▸ **What you need to do**: Transcribe the material below exactly as it appears.

Stored items:
-- Start --

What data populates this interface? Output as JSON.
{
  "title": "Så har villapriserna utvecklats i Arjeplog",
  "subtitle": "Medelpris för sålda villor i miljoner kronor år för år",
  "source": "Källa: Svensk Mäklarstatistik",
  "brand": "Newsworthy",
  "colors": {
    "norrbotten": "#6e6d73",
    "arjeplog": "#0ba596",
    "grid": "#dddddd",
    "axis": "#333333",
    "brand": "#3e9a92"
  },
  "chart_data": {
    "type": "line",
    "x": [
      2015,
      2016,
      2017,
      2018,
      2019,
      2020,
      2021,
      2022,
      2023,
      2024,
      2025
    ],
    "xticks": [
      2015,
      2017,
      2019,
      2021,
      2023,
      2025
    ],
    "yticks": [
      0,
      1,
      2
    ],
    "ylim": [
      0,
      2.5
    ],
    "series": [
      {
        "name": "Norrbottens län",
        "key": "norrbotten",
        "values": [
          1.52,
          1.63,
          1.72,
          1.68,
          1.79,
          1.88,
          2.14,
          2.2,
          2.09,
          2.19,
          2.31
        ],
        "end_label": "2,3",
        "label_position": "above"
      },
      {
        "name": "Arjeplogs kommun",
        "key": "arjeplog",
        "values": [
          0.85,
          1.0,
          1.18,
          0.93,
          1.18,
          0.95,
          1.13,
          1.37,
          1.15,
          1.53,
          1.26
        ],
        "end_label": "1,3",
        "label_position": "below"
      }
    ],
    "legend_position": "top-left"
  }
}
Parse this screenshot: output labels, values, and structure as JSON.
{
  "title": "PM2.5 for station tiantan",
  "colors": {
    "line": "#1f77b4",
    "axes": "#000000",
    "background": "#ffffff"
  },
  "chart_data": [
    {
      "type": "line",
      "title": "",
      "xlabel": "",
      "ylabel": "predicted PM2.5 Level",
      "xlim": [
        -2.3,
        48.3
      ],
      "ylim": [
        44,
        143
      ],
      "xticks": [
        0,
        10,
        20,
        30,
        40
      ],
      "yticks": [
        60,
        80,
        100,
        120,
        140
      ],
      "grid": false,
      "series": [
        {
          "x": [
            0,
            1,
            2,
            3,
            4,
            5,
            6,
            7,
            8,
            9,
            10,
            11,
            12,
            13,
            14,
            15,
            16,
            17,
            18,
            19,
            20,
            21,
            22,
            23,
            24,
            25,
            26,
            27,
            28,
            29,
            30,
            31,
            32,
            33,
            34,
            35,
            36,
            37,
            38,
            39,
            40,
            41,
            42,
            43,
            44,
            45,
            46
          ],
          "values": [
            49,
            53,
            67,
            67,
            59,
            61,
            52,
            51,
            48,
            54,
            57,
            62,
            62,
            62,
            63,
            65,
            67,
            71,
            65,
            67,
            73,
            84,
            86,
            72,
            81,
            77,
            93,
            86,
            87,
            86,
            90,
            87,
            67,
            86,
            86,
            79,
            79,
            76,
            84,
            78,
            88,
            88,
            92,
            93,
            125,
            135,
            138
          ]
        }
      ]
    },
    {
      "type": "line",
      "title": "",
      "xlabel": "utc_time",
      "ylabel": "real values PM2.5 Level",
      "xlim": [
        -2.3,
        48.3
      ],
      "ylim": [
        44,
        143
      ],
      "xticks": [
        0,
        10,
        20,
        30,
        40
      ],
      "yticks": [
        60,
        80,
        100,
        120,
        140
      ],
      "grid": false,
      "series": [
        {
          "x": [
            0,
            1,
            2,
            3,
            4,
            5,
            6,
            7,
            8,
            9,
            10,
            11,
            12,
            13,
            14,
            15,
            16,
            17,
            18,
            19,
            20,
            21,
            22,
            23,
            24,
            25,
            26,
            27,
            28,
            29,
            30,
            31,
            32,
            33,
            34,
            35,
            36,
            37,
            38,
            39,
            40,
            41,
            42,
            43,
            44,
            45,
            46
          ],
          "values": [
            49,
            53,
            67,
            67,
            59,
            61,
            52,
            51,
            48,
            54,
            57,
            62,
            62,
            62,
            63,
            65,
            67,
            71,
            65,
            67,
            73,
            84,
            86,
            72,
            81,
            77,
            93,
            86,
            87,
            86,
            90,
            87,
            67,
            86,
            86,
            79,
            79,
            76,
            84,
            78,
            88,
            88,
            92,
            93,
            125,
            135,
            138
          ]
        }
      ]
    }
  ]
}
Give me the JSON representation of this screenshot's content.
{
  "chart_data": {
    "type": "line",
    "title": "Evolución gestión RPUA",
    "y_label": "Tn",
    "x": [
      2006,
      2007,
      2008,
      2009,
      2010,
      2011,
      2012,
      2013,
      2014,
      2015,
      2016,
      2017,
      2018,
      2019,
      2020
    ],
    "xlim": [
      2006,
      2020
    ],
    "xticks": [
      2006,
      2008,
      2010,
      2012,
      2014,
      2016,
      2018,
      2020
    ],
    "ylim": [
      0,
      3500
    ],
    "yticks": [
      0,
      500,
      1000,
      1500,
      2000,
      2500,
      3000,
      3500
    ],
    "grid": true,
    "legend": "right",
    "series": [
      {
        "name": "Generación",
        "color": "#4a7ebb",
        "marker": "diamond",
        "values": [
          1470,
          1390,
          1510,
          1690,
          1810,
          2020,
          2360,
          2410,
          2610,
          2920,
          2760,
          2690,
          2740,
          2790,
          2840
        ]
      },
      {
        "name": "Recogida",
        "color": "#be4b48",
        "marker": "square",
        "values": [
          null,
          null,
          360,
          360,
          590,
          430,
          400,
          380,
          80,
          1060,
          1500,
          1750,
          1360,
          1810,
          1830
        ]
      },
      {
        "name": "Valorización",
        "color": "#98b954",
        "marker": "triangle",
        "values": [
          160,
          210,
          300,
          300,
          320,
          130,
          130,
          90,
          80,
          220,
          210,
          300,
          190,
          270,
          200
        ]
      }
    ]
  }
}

-- End --

▸ **Finished exercise**:
What data populates this interface? Output as JSON.
{
  "title": "Så har villapriserna utvecklats i Arjeplog",
  "subtitle": "Medelpris för sålda villor i miljoner kronor år för år",
  "source": "Källa: Svensk Mäklarstatistik",
  "brand": "Newsworthy",
  "colors": {
    "norrbotten": "#6e6d73",
    "arjeplog": "#0ba596",
    "grid": "#dddddd",
    "axis": "#333333",
    "brand": "#3e9a92"
  },
  "chart_data": {
    "type": "line",
    "x": [
      2015,
      2016,
      2017,
      2018,
      2019,
      2020,
      2021,
      2022,
      2023,
      2024,
      2025
    ],
    "xticks": [
      2015,
      2017,
      2019,
      2021,
      2023,
      2025
    ],
    "yticks": [
      0,
      1,
      2
    ],
    "ylim": [
      0,
      2.5
    ],
    "series": [
      {
        "name": "Norrbottens län",
        "key": "norrbotten",
        "values": [
          1.52,
          1.63,
          1.72,
          1.68,
          1.79,
          1.88,
          2.14,
          2.2,
          2.09,
          2.19,
          2.31
        ],
        "end_label": "2,3",
        "label_position": "above"
      },
      {
        "name": "Arjeplogs kommun",
        "key": "arjeplog",
        "values": [
          0.85,
          1.0,
          1.18,
          0.93,
          1.18,
          0.95,
          1.13,
          1.37,
          1.15,
          1.53,
          1.26
        ],
        "end_label": "1,3",
        "label_position": "below"
      }
    ],
    "legend_position": "top-left"
  }
}
Parse this screenshot: output labels, values, and structure as JSON.
{
  "title": "PM2.5 for station tiantan",
  "colors": {
    "line": "#1f77b4",
    "axes": "#000000",
    "background": "#ffffff"
  },
  "chart_data": [
    {
      "type": "line",
      "title": "",
      "xlabel": "",
      "ylabel": "predicted PM2.5 Level",
      "xlim": [
        -2.3,
        48.3
      ],
      "ylim": [
        44,
        143
      ],
      "xticks": [
        0,
        10,
        20,
        30,
        40
      ],
      "yticks": [
        60,
        80,
        100,
        120,
        140
      ],
      "grid": false,
      "series": [
        {
          "x": [
            0,
            1,
            2,
            3,
            4,
            5,
            6,
            7,
            8,
            9,
            10,
            11,
            12,
            13,
            14,
            15,
            16,
            17,
            18,
            19,
            20,
            21,
            22,
            23,
            24,
            25,
            26,
            27,
            28,
            29,
            30,
            31,
            32,
            33,
            34,
            35,
            36,
            37,
            38,
            39,
            40,
            41,
            42,
            43,
            44,
            45,
            46
          ],
          "values": [
            49,
            53,
            67,
            67,
            59,
            61,
            52,
            51,
            48,
            54,
            57,
            62,
            62,
            62,
            63,
            65,
            67,
            71,
            65,
            67,
            73,
            84,
            86,
            72,
            81,
            77,
            93,
            86,
            87,
            86,
            90,
            87,
            67,
            86,
            86,
            79,
            79,
            76,
            84,
            78,
            88,
            88,
            92,
            93,
            125,
            135,
            138
          ]
        }
      ]
    },
    {
      "type": "line",
      "title": "",
      "xlabel": "utc_time",
      "ylabel": "real values PM2.5 Level",
      "xlim": [
        -2.3,
        48.3
      ],
      "ylim": [
        44,
        143
      ],
      "xticks": [
        0,
        10,
        20,
        30,
        40
      ],
      "yticks": [
        60,
        80,
        100,
        120,
        140
      ],
      "grid": false,
      "series": [
        {
          "x": [
            0,
            1,
            2,
            3,
            4,
            5,
            6,
            7,
            8,
            9,
            10,
            11,
            12,
            13,
            14,
            15,
            16,
            17,
            18,
            19,
            20,
            21,
            22,
            23,
            24,
            25,
            26,
            27,
            28,
            29,
            30,
            31,
            32,
            33,
            34,
            35,
            36,
            37,
            38,
            39,
            40,
            41,
            42,
            43,
            44,
            45,
            46
          ],
          "values": [
            49,
            53,
            67,
            67,
            59,
            61,
            52,
            51,
            48,
            54,
            57,
            62,
            62,
            62,
            63,
            65,
            67,
            71,
            65,
            67,
            73,
            84,
            86,
            72,
            81,
            77,
            93,
            86,
            87,
            86,
            90,
            87,
            67,
            86,
            86,
            79,
            79,
            76,
            84,
            78,
            88,
            88,
            92,
            93,
            125,
            135,
            138
          ]
        }
      ]
    }
  ]
}
Give me the JSON representation of this screenshot's content.
{
  "chart_data": {
    "type": "line",
    "title": "Evolución gestión RPUA",
    "y_label": "Tn",
    "x": [
      2006,
      2007,
      2008,
      2009,
      2010,
      2011,
      2012,
      2013,
      2014,
      2015,
      2016,
      2017,
      2018,
      2019,
      2020
    ],
    "xlim": [
      2006,
      2020
    ],
    "xticks": [
      2006,
      2008,
      2010,
      2012,
      2014,
      2016,
      2018,
      2020
    ],
    "ylim": [
      0,
      3500
    ],
    "yticks": [
      0,
      500,
      1000,
      1500,
      2000,
      2500,
      3000,
      3500
    ],
    "grid": true,
    "legend": "right",
    "series": [
      {
        "name": "Generación",
        "color": "#4a7ebb",
        "marker": "diamond",
        "values": [
          1470,
          1390,
          1510,
          1690,
          1810,
          2020,
          2360,
          2410,
          2610,
          2920,
          2760,
          2690,
          2740,
          2790,
          2840
        ]
      },
      {
        "name": "Recogida",
        "color": "#be4b48",
        "marker": "square",
        "values": [
          null,
          null,
          360,
          360,
          590,
          430,
          400,
          380,
          80,
          1060,
          1500,
          1750,
          1360,
          1810,
          1830
        ]
      },
      {
        "name": "Valorización",
        "color": "#98b954",
        "marker": "triangle",
        "values": [
          160,
          210,
          300,
          300,
          320,
          130,
          130,
          90,
          80,
          220,
          210,
          300,
          190,
          270,
          200
        ]
      }
    ]
  }
}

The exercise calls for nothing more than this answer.